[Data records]

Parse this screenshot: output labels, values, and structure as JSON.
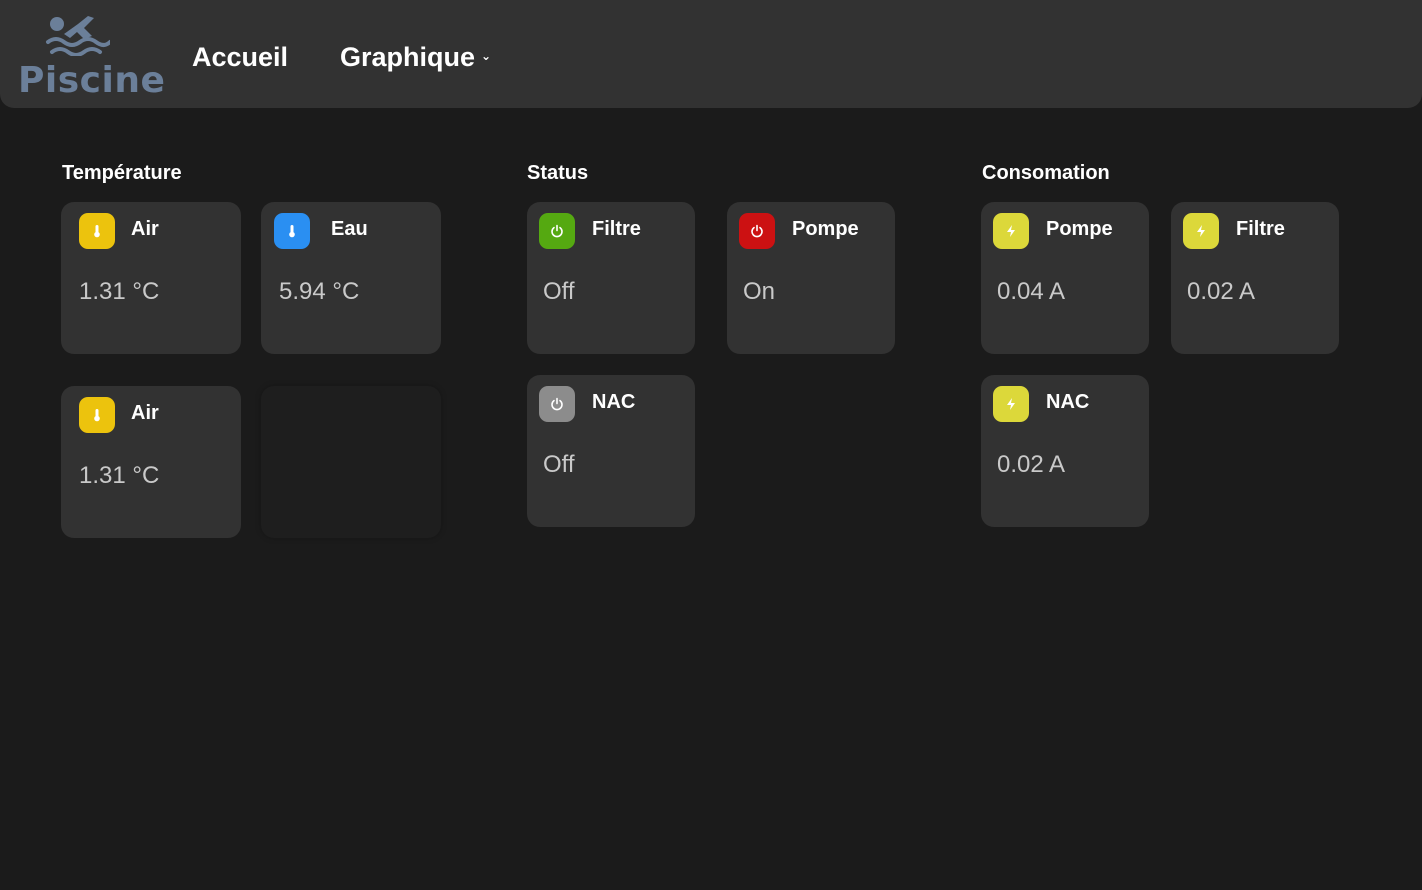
{
  "header": {
    "logo_text": "Piscine",
    "nav": {
      "home": "Accueil",
      "chart": "Graphique",
      "chart_caret": "⌄"
    }
  },
  "sections": {
    "temperature": {
      "title": "Température",
      "cards": [
        {
          "label": "Air",
          "value": "1.31 °C",
          "icon": "thermometer-icon",
          "color": "#ecc30d"
        },
        {
          "label": "Eau",
          "value": "5.94 °C",
          "icon": "thermometer-icon",
          "color": "#2a8ff2"
        },
        {
          "label": "Air",
          "value": "1.31 °C",
          "icon": "thermometer-icon",
          "color": "#ecc30d"
        }
      ]
    },
    "status": {
      "title": "Status",
      "cards": [
        {
          "label": "Filtre",
          "value": "Off",
          "icon": "power-icon",
          "color": "#55a911"
        },
        {
          "label": "Pompe",
          "value": "On",
          "icon": "power-icon",
          "color": "#cc1112"
        },
        {
          "label": "NAC",
          "value": "Off",
          "icon": "power-icon",
          "color": "#8c8c8c"
        }
      ]
    },
    "consumption": {
      "title": "Consomation",
      "cards": [
        {
          "label": "Pompe",
          "value": "0.04 A",
          "icon": "bolt-icon",
          "color": "#dcd83a"
        },
        {
          "label": "Filtre",
          "value": "0.02 A",
          "icon": "bolt-icon",
          "color": "#dcd83a"
        },
        {
          "label": "NAC",
          "value": "0.02 A",
          "icon": "bolt-icon",
          "color": "#dcd83a"
        }
      ]
    }
  }
}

PROBLEM STATEMENT
Pictures are excluded; copy all other data exactly as shown.

SOLUTION TO THIS EXERCISE
Parse this screenshot: output labels, values, and structure as JSON.
{
  "header": {
    "logo_text": "Piscine",
    "nav": {
      "home": "Accueil",
      "chart": "Graphique",
      "chart_caret": "⌄"
    }
  },
  "sections": {
    "temperature": {
      "title": "Température",
      "cards": [
        {
          "label": "Air",
          "value": "1.31 °C",
          "icon": "thermometer-icon",
          "color": "#ecc30d"
        },
        {
          "label": "Eau",
          "value": "5.94 °C",
          "icon": "thermometer-icon",
          "color": "#2a8ff2"
        },
        {
          "label": "Air",
          "value": "1.31 °C",
          "icon": "thermometer-icon",
          "color": "#ecc30d"
        }
      ]
    },
    "status": {
      "title": "Status",
      "cards": [
        {
          "label": "Filtre",
          "value": "Off",
          "icon": "power-icon",
          "color": "#55a911"
        },
        {
          "label": "Pompe",
          "value": "On",
          "icon": "power-icon",
          "color": "#cc1112"
        },
        {
          "label": "NAC",
          "value": "Off",
          "icon": "power-icon",
          "color": "#8c8c8c"
        }
      ]
    },
    "consumption": {
      "title": "Consomation",
      "cards": [
        {
          "label": "Pompe",
          "value": "0.04 A",
          "icon": "bolt-icon",
          "color": "#dcd83a"
        },
        {
          "label": "Filtre",
          "value": "0.02 A",
          "icon": "bolt-icon",
          "color": "#dcd83a"
        },
        {
          "label": "NAC",
          "value": "0.02 A",
          "icon": "bolt-icon",
          "color": "#dcd83a"
        }
      ]
    }
  }
}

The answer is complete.